STORED ROWS:
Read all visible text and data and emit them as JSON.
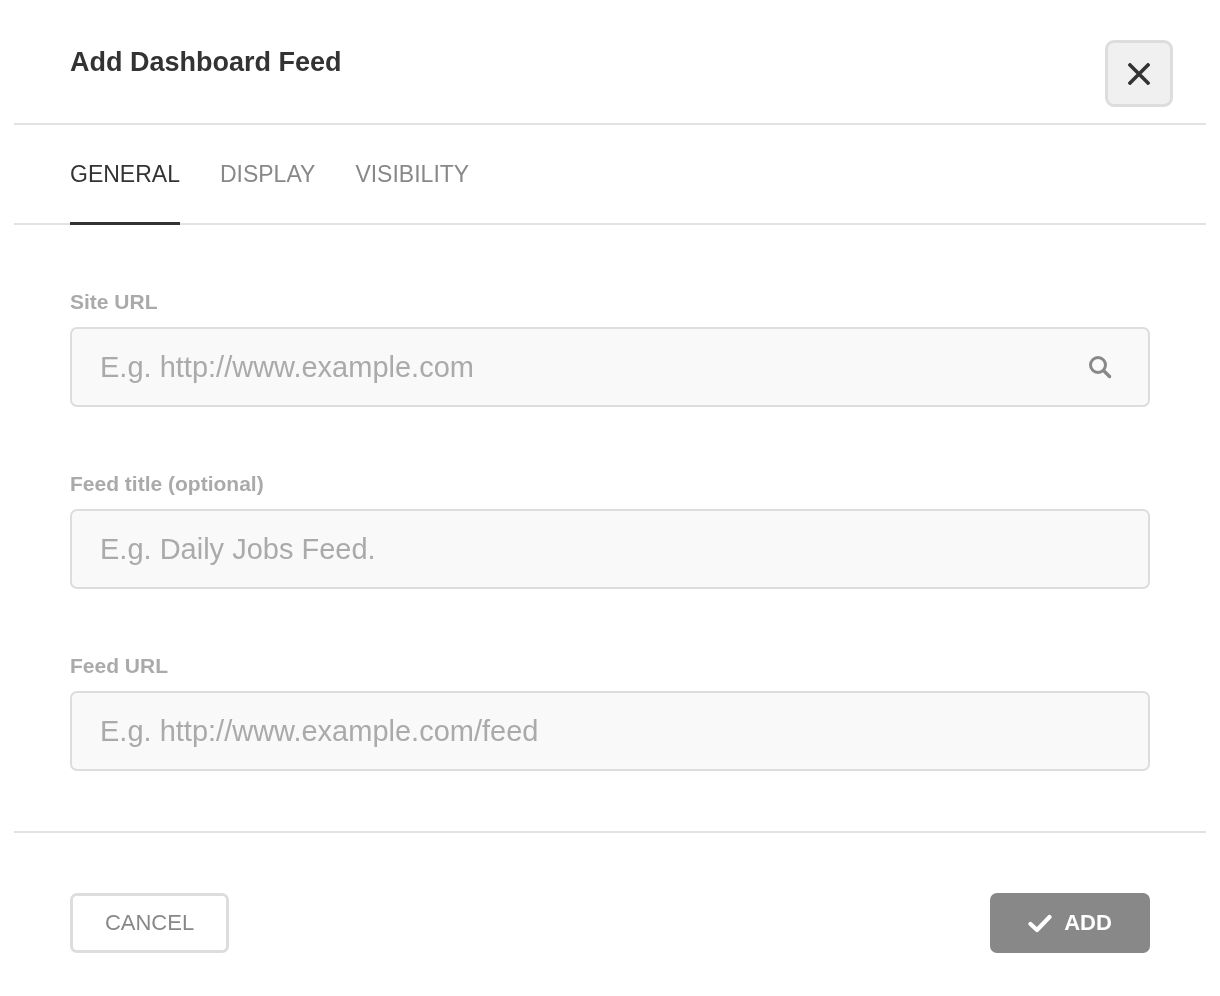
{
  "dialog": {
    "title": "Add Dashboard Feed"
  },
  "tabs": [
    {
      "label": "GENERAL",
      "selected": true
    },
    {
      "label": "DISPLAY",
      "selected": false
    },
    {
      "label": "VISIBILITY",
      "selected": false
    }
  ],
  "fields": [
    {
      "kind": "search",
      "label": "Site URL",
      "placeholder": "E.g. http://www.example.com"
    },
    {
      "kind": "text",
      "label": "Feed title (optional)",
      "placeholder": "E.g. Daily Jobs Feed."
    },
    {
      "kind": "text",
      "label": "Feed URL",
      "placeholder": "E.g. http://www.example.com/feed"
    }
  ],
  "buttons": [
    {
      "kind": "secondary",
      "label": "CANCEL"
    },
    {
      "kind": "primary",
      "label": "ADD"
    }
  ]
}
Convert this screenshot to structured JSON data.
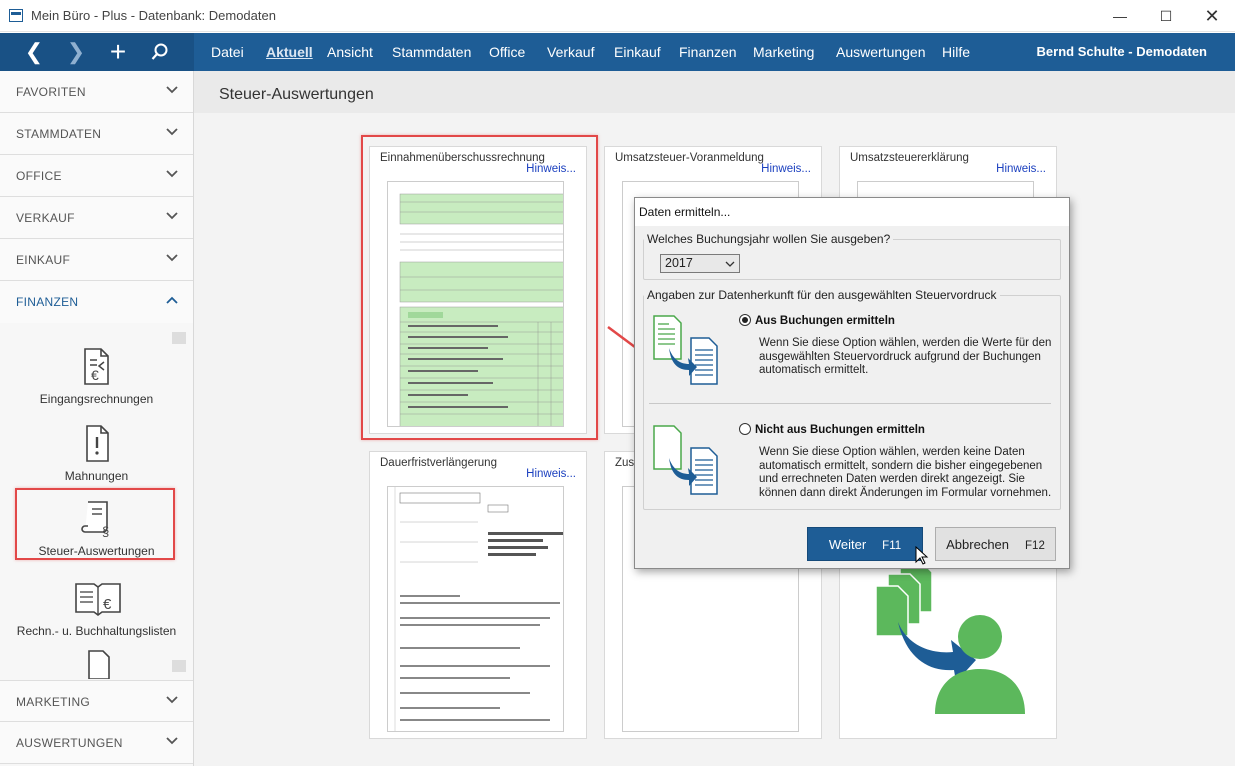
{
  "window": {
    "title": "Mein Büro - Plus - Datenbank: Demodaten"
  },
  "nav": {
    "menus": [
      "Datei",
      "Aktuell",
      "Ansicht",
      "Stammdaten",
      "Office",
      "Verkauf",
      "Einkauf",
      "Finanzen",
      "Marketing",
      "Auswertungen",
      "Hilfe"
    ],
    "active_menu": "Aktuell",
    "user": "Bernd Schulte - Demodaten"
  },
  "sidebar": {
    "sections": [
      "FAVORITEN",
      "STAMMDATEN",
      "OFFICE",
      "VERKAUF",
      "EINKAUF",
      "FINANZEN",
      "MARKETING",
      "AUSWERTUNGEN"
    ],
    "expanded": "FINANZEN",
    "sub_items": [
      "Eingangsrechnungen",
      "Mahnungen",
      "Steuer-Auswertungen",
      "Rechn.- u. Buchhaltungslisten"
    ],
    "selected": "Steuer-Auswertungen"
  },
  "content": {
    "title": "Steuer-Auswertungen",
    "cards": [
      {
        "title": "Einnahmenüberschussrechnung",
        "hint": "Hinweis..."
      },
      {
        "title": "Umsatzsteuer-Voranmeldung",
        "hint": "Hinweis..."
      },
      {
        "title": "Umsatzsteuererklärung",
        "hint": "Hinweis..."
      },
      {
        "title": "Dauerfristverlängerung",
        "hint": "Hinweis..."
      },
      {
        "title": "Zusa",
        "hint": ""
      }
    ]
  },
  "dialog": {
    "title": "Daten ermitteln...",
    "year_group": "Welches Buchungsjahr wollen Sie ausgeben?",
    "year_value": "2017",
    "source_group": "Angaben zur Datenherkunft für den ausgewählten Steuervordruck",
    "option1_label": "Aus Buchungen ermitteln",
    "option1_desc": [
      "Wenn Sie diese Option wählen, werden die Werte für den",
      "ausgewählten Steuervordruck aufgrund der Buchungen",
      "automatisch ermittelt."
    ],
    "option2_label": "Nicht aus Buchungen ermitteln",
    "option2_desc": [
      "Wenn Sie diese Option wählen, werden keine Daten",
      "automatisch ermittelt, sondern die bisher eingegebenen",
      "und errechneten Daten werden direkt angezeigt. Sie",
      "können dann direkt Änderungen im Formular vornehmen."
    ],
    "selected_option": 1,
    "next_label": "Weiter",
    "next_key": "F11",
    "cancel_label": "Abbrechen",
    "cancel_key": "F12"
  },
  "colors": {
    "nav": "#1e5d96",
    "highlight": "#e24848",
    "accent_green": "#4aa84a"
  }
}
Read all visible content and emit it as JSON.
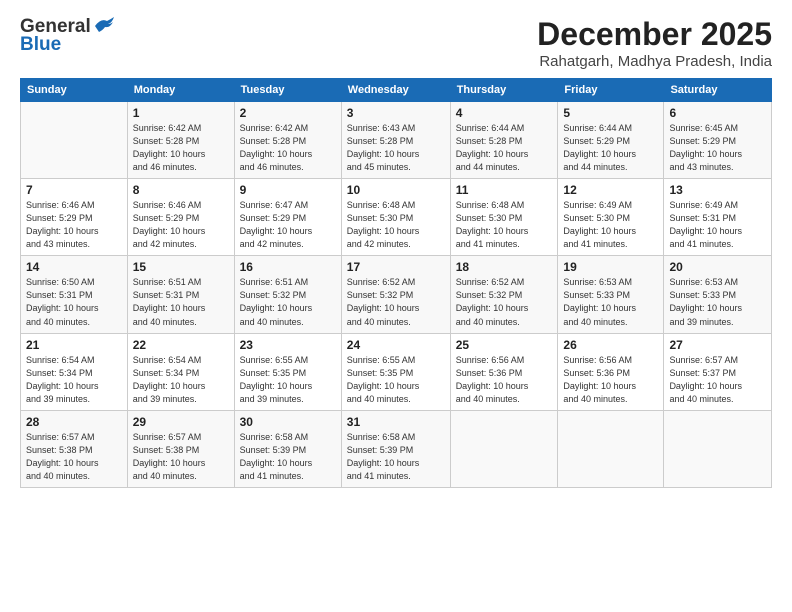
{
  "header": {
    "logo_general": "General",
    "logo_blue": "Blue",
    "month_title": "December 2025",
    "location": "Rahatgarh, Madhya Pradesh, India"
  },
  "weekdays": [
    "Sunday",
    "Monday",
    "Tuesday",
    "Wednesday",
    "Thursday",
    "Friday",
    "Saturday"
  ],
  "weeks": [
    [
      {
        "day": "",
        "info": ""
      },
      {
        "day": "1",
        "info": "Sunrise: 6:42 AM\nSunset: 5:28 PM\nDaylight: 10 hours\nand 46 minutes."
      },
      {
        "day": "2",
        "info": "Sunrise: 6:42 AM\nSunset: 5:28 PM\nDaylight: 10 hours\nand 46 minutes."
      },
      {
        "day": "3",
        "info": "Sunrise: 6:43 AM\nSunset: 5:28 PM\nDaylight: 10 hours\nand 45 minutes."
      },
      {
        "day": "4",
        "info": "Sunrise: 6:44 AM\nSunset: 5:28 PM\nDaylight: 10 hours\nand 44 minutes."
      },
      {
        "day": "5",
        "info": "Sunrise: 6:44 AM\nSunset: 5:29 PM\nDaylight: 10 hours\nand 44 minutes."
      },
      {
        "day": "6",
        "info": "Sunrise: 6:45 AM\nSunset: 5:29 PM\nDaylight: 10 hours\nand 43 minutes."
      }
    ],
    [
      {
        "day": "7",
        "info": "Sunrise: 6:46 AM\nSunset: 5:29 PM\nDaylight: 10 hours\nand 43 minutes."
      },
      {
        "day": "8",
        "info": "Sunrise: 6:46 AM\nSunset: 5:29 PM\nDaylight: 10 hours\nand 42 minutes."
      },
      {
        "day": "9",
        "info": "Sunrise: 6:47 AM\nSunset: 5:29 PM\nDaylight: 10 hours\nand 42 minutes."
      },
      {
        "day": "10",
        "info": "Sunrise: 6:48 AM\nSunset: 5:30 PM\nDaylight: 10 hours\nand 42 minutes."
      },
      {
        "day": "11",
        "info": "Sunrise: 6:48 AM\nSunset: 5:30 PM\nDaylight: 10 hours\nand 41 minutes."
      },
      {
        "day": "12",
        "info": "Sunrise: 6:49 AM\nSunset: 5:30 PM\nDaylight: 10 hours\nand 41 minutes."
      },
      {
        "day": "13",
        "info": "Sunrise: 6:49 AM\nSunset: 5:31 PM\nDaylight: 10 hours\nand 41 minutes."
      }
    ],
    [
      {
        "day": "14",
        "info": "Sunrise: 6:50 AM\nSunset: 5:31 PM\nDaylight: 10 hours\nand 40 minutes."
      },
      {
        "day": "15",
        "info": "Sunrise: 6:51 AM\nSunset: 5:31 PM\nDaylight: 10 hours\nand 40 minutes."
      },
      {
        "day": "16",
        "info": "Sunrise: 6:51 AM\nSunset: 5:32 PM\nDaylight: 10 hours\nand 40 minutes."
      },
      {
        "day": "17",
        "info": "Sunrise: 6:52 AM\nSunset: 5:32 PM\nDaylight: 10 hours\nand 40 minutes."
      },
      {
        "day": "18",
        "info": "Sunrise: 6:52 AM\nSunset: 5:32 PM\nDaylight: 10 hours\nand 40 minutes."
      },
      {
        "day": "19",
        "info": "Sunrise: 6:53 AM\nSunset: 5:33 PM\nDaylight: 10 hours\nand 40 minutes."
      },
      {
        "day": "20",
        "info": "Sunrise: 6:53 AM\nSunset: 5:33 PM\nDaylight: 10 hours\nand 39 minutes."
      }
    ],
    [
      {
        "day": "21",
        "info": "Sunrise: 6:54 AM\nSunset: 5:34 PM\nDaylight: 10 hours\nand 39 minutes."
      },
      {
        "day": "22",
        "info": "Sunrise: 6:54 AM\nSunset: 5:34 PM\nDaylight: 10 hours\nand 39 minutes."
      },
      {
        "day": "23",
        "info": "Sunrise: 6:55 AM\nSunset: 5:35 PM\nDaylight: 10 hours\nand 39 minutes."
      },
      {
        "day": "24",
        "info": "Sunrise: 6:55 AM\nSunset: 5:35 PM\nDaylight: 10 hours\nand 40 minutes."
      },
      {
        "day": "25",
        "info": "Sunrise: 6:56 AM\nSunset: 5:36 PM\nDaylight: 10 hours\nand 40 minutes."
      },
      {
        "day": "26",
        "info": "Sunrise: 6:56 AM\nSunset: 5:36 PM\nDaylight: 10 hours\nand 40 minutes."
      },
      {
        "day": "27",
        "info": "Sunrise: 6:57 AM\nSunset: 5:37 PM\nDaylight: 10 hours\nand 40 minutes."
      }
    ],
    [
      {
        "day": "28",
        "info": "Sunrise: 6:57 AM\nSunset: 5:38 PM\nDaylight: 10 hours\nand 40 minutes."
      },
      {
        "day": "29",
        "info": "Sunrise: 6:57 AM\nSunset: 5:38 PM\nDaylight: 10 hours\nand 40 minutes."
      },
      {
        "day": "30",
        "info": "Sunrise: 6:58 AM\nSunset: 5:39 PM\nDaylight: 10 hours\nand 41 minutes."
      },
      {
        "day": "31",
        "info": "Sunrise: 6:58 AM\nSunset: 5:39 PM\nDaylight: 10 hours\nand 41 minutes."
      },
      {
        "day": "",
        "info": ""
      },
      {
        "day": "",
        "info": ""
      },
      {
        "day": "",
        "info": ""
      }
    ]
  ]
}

REQUEST: Looking at the listing above, count the lines that contain "emit" and give nothing but the number.

SOLUTION TO THIS EXERCISE: 2